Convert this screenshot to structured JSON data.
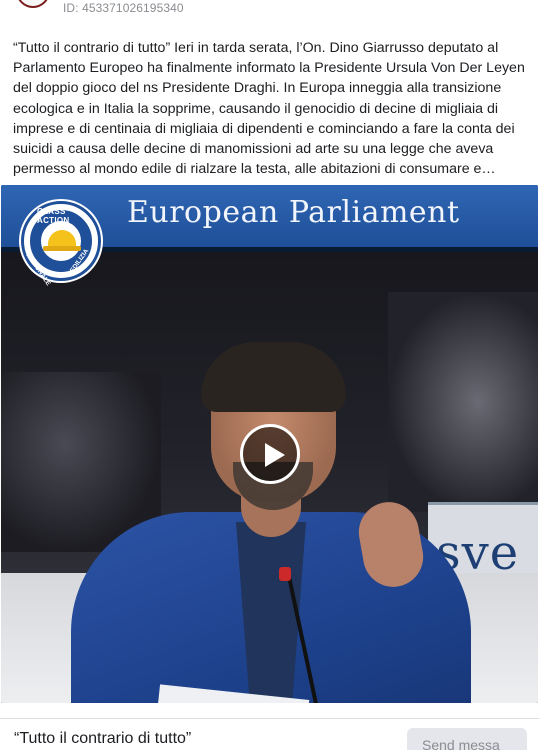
{
  "header": {
    "post_id": "ID: 453371026195340"
  },
  "post": {
    "text": "“Tutto il contrario di tutto” Ieri in tarda serata, l’On. Dino Giarrusso deputato al Parlamento Europeo ha finalmente informato la Presidente Ursula Von Der Leyen del doppio gioco del ns Presidente Draghi. In Europa inneggia alla transizione ecologica e in Italia la sopprime, causando il genocidio di decine di migliaia di imprese e di centinaia di migliaia di dipendenti e cominciando a fare la conta dei suicidi a causa delle decine di manomissioni ad arte su una legge che aveva permesso al mondo edile di rialzare la testa, alle abitazioni di consumare e…"
  },
  "video": {
    "banner_title": "European Parliament",
    "sign_text": "sve",
    "logo": {
      "top": "CLASS ACTION",
      "left": "NAZIONALE",
      "right": "EDILIZIA"
    }
  },
  "footer": {
    "caption": "“Tutto il contrario di tutto”",
    "send_label": "Send messa"
  }
}
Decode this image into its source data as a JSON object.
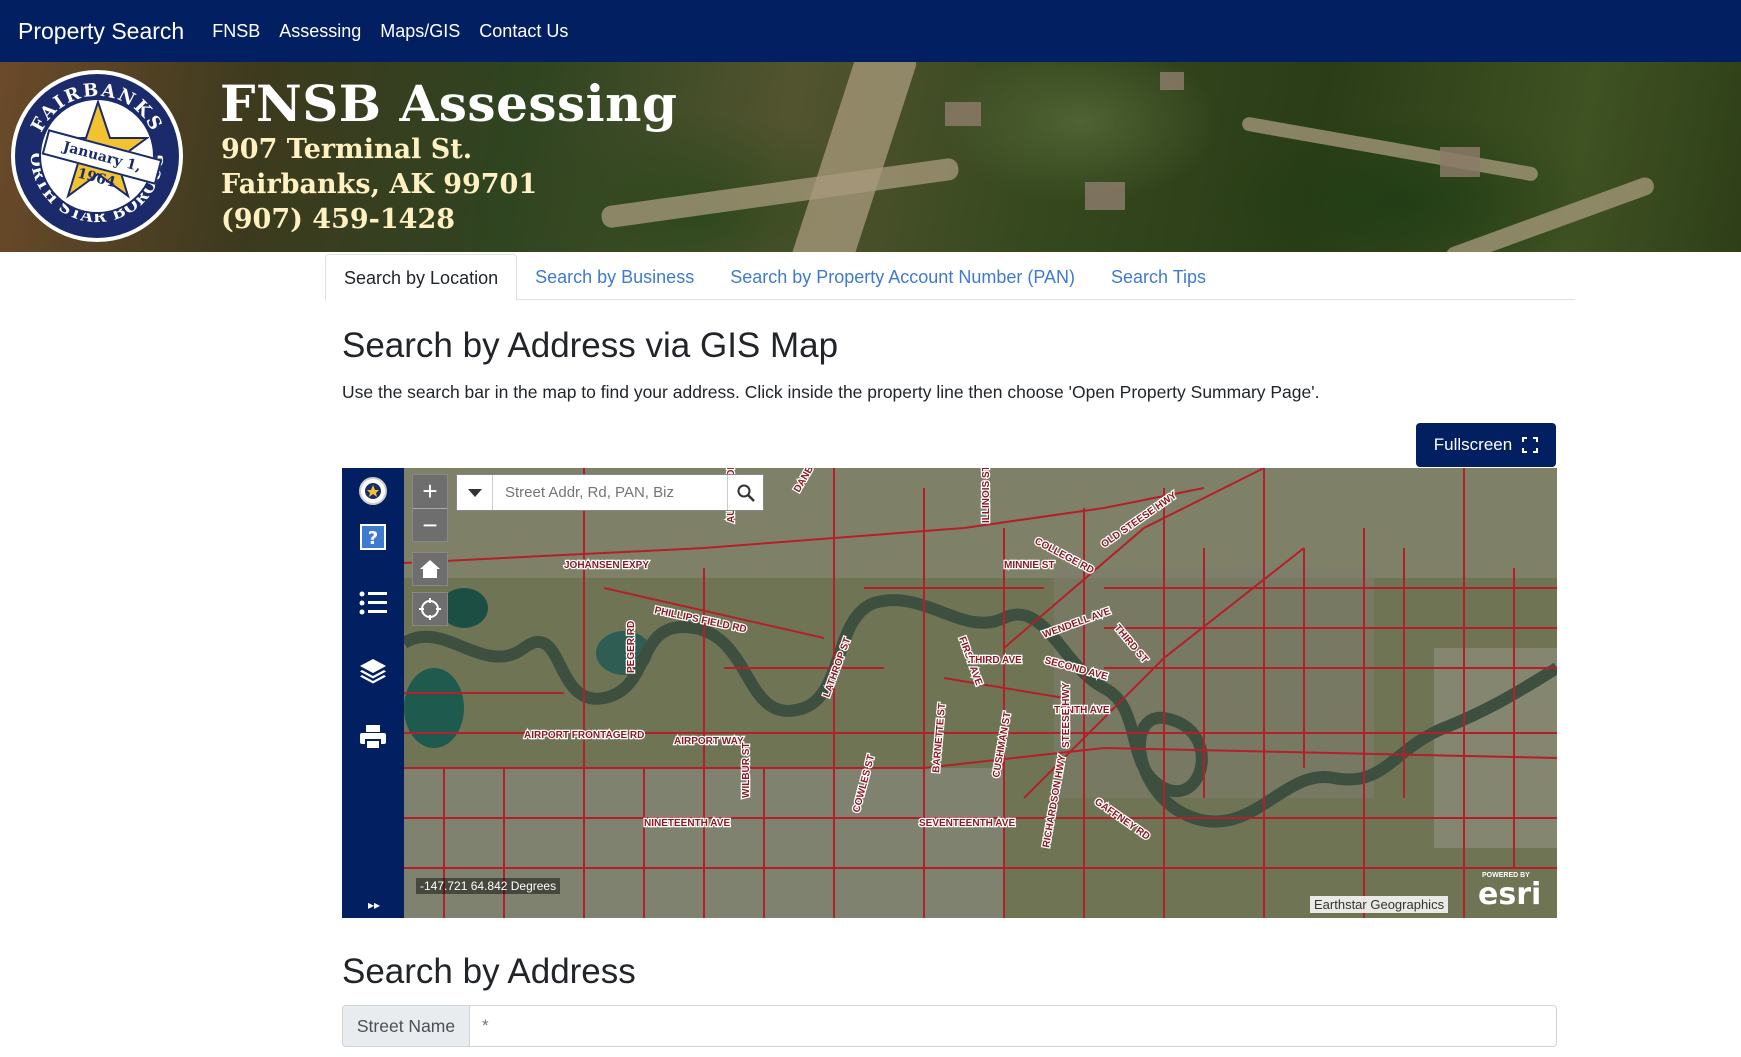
{
  "navbar": {
    "brand": "Property Search",
    "links": [
      "FNSB",
      "Assessing",
      "Maps/GIS",
      "Contact Us"
    ]
  },
  "banner": {
    "title": "FNSB Assessing",
    "address_line1": "907 Terminal St.",
    "address_line2": "Fairbanks, AK 99701",
    "phone": "(907) 459-1428",
    "seal": {
      "ring_text_top": "FAIRBANKS",
      "ring_text_bottom": "NORTH STAR BOROUGH",
      "ribbon": "January 1, 1964"
    }
  },
  "tabs": [
    {
      "label": "Search by Location",
      "active": true
    },
    {
      "label": "Search by Business",
      "active": false
    },
    {
      "label": "Search by Property Account Number (PAN)",
      "active": false
    },
    {
      "label": "Search Tips",
      "active": false
    }
  ],
  "gis_section": {
    "heading": "Search by Address via GIS Map",
    "instructions": "Use the search bar in the map to find your address. Click inside the property line then choose 'Open Property Summary Page'.",
    "fullscreen_label": "Fullscreen"
  },
  "map": {
    "search_placeholder": "Street Addr, Rd, PAN, Biz",
    "coordinates": "-147.721 64.842 Degrees",
    "attribution": "Earthstar Geographics",
    "esri_powered": "POWERED BY",
    "esri_logo": "esri",
    "street_labels": [
      "JOHANSEN EXPY",
      "PHILLIPS FIELD RD",
      "PEGER RD",
      "AIRPORT FRONTAGE RD",
      "AIRPORT WAY",
      "NINETEENTH AVE",
      "WILBUR ST",
      "COLLEGE RD",
      "OLD STEESE HWY",
      "MINNIE ST",
      "ILLINOIS ST",
      "THIRD ST",
      "WENDELL AVE",
      "SECOND AVE",
      "FIRST AVE",
      "THIRD AVE",
      "TENTH AVE",
      "STEESE HWY",
      "GAFFNEY RD",
      "SEVENTEENTH AVE",
      "RICHARDSON HWY",
      "CUSHMAN ST",
      "BARNETTE ST",
      "LATHROP ST",
      "COWLES ST",
      "DANBY ST",
      "AURORA DR"
    ],
    "colors": {
      "sidebar": "#022061",
      "parcel_lines": "#b3202a"
    }
  },
  "address_section": {
    "heading": "Search by Address",
    "street_label": "Street Name",
    "street_placeholder": "*"
  }
}
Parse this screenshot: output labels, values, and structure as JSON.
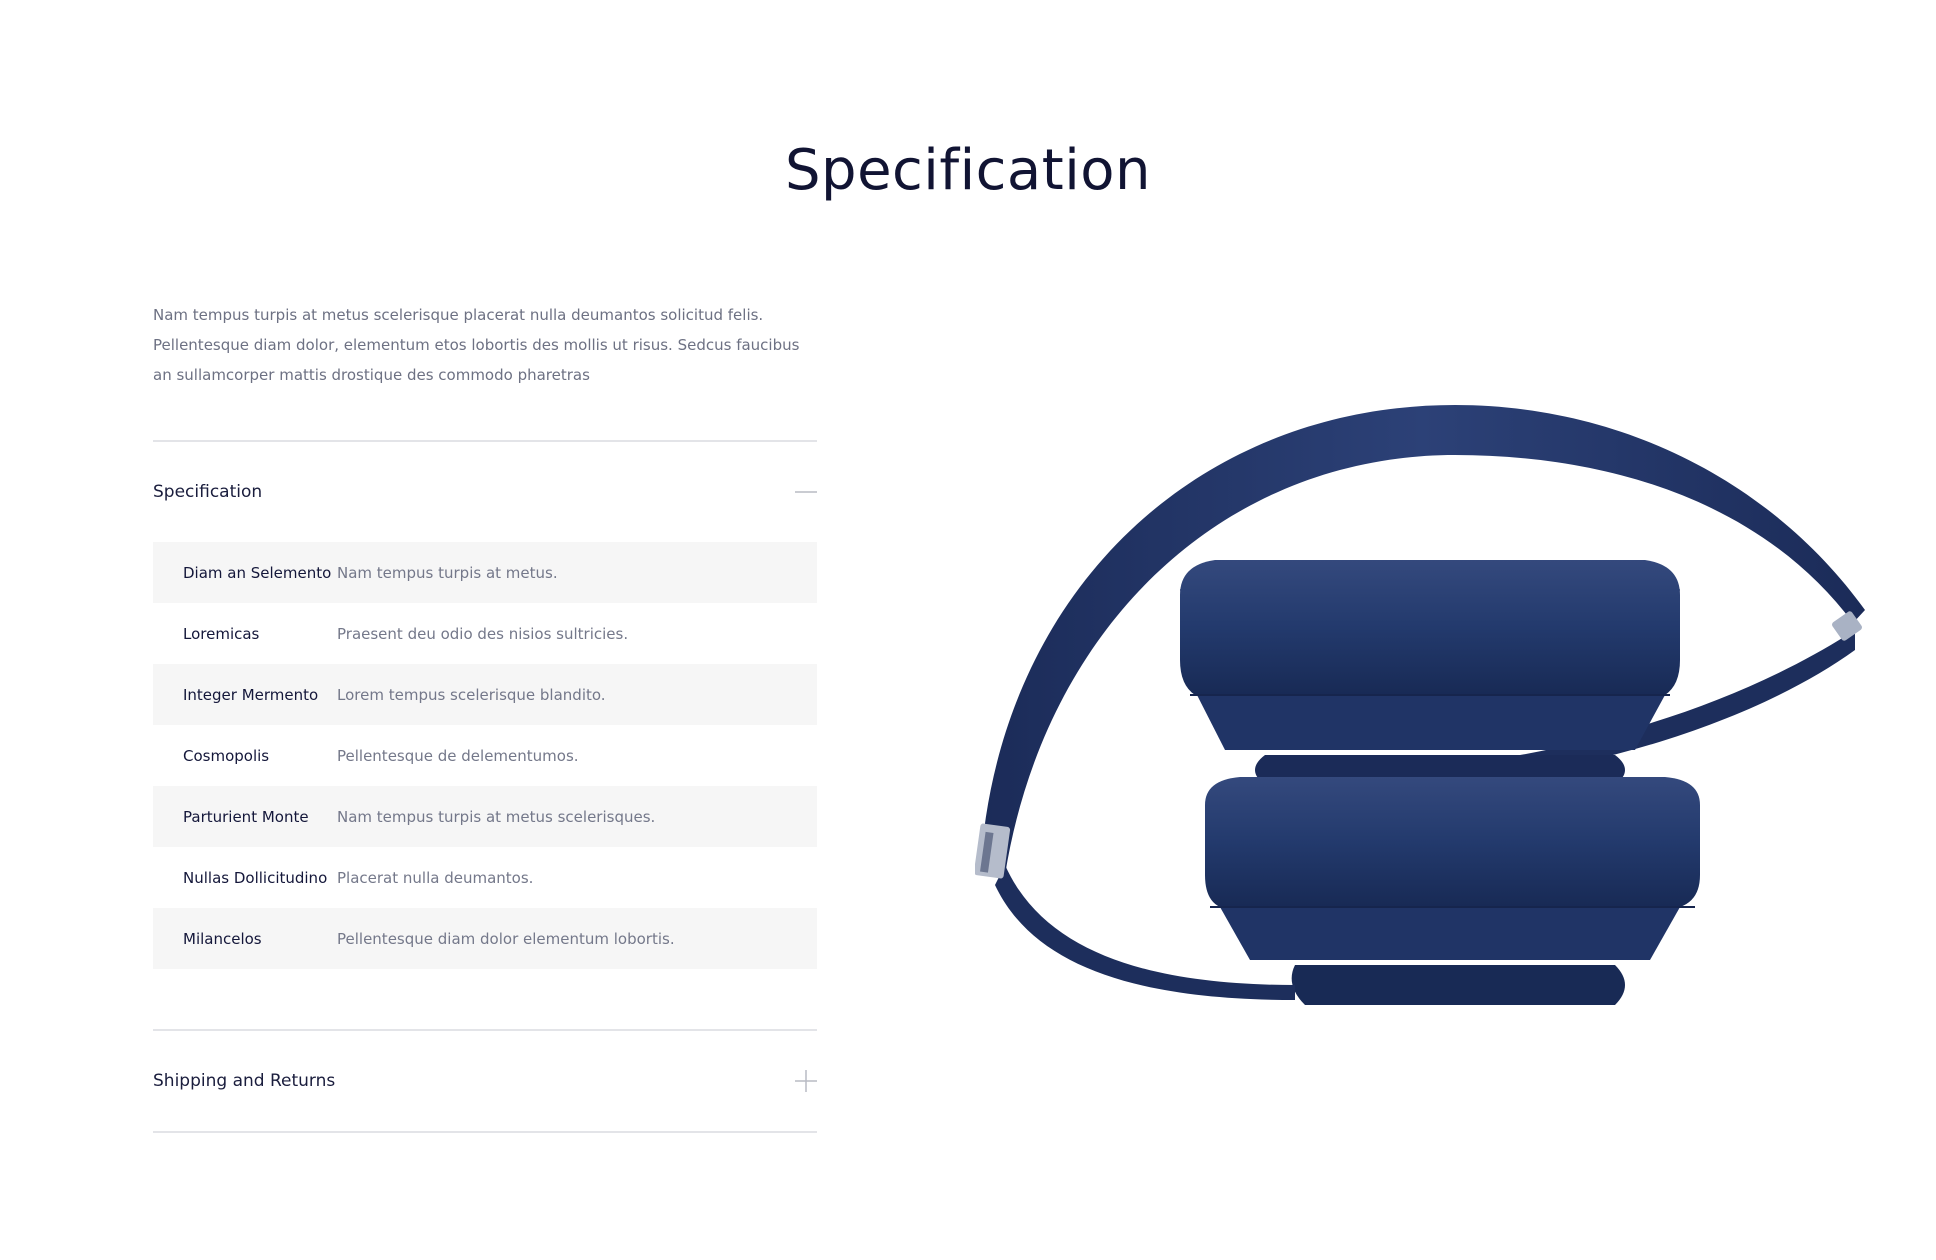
{
  "page": {
    "title": "Specification"
  },
  "intro_text": "Nam tempus turpis at metus scelerisque placerat nulla deumantos solicitud felis. Pellentesque diam dolor, elementum etos lobortis des mollis ut risus. Sedcus faucibus an sullamcorper mattis drostique des commodo pharetras",
  "accordion": {
    "specification": {
      "title": "Specification",
      "state": "expanded",
      "toggle_icon": "minus-icon",
      "rows": [
        {
          "key": "Diam an Selemento",
          "value": "Nam tempus turpis at metus."
        },
        {
          "key": "Loremicas",
          "value": "Praesent deu odio des nisios sultricies."
        },
        {
          "key": "Integer Mermento",
          "value": "Lorem tempus scelerisque blandito."
        },
        {
          "key": "Cosmopolis",
          "value": "Pellentesque de delementumos."
        },
        {
          "key": "Parturient Monte",
          "value": "Nam tempus turpis at metus scelerisques."
        },
        {
          "key": "Nullas Dollicitudino",
          "value": "Placerat nulla deumantos."
        },
        {
          "key": "Milancelos",
          "value": "Pellentesque diam dolor elementum lobortis."
        }
      ]
    },
    "shipping": {
      "title": "Shipping and Returns",
      "state": "collapsed",
      "toggle_icon": "plus-icon"
    }
  },
  "image": {
    "subject": "headphones-image"
  },
  "colors": {
    "title": "#111433",
    "text": "#6d7183",
    "row_shade": "#f6f6f6",
    "divider": "#e3e4e8",
    "headphones": "#1f2f5f"
  }
}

WHAT NEEDS TO BE DONE -
Transcribe the preceding listing in its entirety and with exact wording, leaving out pictures.

RESULT FOR THIS EXERCISE -
Convert this screenshot to structured JSON data.
{
  "header": {
    "post_id": "ID: 453371026195340"
  },
  "post": {
    "text": "“Tutto il contrario di tutto” Ieri in tarda serata, l’On. Dino Giarrusso deputato al Parlamento Europeo ha finalmente informato la Presidente Ursula Von Der Leyen del doppio gioco del ns Presidente Draghi. In Europa inneggia alla transizione ecologica e in Italia la sopprime, causando il genocidio di decine di migliaia di imprese e di centinaia di migliaia di dipendenti e cominciando a fare la conta dei suicidi a causa delle decine di manomissioni ad arte su una legge che aveva permesso al mondo edile di rialzare la testa, alle abitazioni di consumare e…"
  },
  "video": {
    "banner_title": "European Parliament",
    "sign_text": "sve",
    "logo": {
      "top": "CLASS ACTION",
      "left": "NAZIONALE",
      "right": "EDILIZIA"
    }
  },
  "footer": {
    "caption": "“Tutto il contrario di tutto”",
    "send_label": "Send messa"
  }
}
Decode this image into its source data as a JSON object.
{
  "navbar": {
    "brand": "Property Search",
    "links": [
      "FNSB",
      "Assessing",
      "Maps/GIS",
      "Contact Us"
    ]
  },
  "banner": {
    "title": "FNSB Assessing",
    "address_line1": "907 Terminal St.",
    "address_line2": "Fairbanks, AK 99701",
    "phone": "(907) 459-1428",
    "seal": {
      "ring_text_top": "FAIRBANKS",
      "ring_text_bottom": "NORTH STAR BOROUGH",
      "ribbon": "January 1, 1964"
    }
  },
  "tabs": [
    {
      "label": "Search by Location",
      "active": true
    },
    {
      "label": "Search by Business",
      "active": false
    },
    {
      "label": "Search by Property Account Number (PAN)",
      "active": false
    },
    {
      "label": "Search Tips",
      "active": false
    }
  ],
  "gis_section": {
    "heading": "Search by Address via GIS Map",
    "instructions": "Use the search bar in the map to find your address. Click inside the property line then choose 'Open Property Summary Page'.",
    "fullscreen_label": "Fullscreen"
  },
  "map": {
    "search_placeholder": "Street Addr, Rd, PAN, Biz",
    "coordinates": "-147.721 64.842 Degrees",
    "attribution": "Earthstar Geographics",
    "esri_powered": "POWERED BY",
    "esri_logo": "esri",
    "street_labels": [
      "JOHANSEN EXPY",
      "PHILLIPS FIELD RD",
      "PEGER RD",
      "AIRPORT FRONTAGE RD",
      "AIRPORT WAY",
      "NINETEENTH AVE",
      "WILBUR ST",
      "COLLEGE RD",
      "OLD STEESE HWY",
      "MINNIE ST",
      "ILLINOIS ST",
      "THIRD ST",
      "WENDELL AVE",
      "SECOND AVE",
      "FIRST AVE",
      "THIRD AVE",
      "TENTH AVE",
      "STEESE HWY",
      "GAFFNEY RD",
      "SEVENTEENTH AVE",
      "RICHARDSON HWY",
      "CUSHMAN ST",
      "BARNETTE ST",
      "LATHROP ST",
      "COWLES ST",
      "DANBY ST",
      "AURORA DR"
    ],
    "colors": {
      "sidebar": "#022061",
      "parcel_lines": "#b3202a"
    }
  },
  "address_section": {
    "heading": "Search by Address",
    "street_label": "Street Name",
    "street_placeholder": "*"
  }
}
Parse this screenshot: output labels, values, and structure as JSON.
{
  "page": {
    "title": "Specification"
  },
  "intro_text": "Nam tempus turpis at metus scelerisque placerat nulla deumantos solicitud felis. Pellentesque diam dolor, elementum etos lobortis des mollis ut risus. Sedcus faucibus an sullamcorper mattis drostique des commodo pharetras",
  "accordion": {
    "specification": {
      "title": "Specification",
      "state": "expanded",
      "toggle_icon": "minus-icon",
      "rows": [
        {
          "key": "Diam an Selemento",
          "value": "Nam tempus turpis at metus."
        },
        {
          "key": "Loremicas",
          "value": "Praesent deu odio des nisios sultricies."
        },
        {
          "key": "Integer Mermento",
          "value": "Lorem tempus scelerisque blandito."
        },
        {
          "key": "Cosmopolis",
          "value": "Pellentesque de delementumos."
        },
        {
          "key": "Parturient Monte",
          "value": "Nam tempus turpis at metus scelerisques."
        },
        {
          "key": "Nullas Dollicitudino",
          "value": "Placerat nulla deumantos."
        },
        {
          "key": "Milancelos",
          "value": "Pellentesque diam dolor elementum lobortis."
        }
      ]
    },
    "shipping": {
      "title": "Shipping and Returns",
      "state": "collapsed",
      "toggle_icon": "plus-icon"
    }
  },
  "image": {
    "subject": "headphones-image"
  },
  "colors": {
    "title": "#111433",
    "text": "#6d7183",
    "row_shade": "#f6f6f6",
    "divider": "#e3e4e8",
    "headphones": "#1f2f5f"
  }
}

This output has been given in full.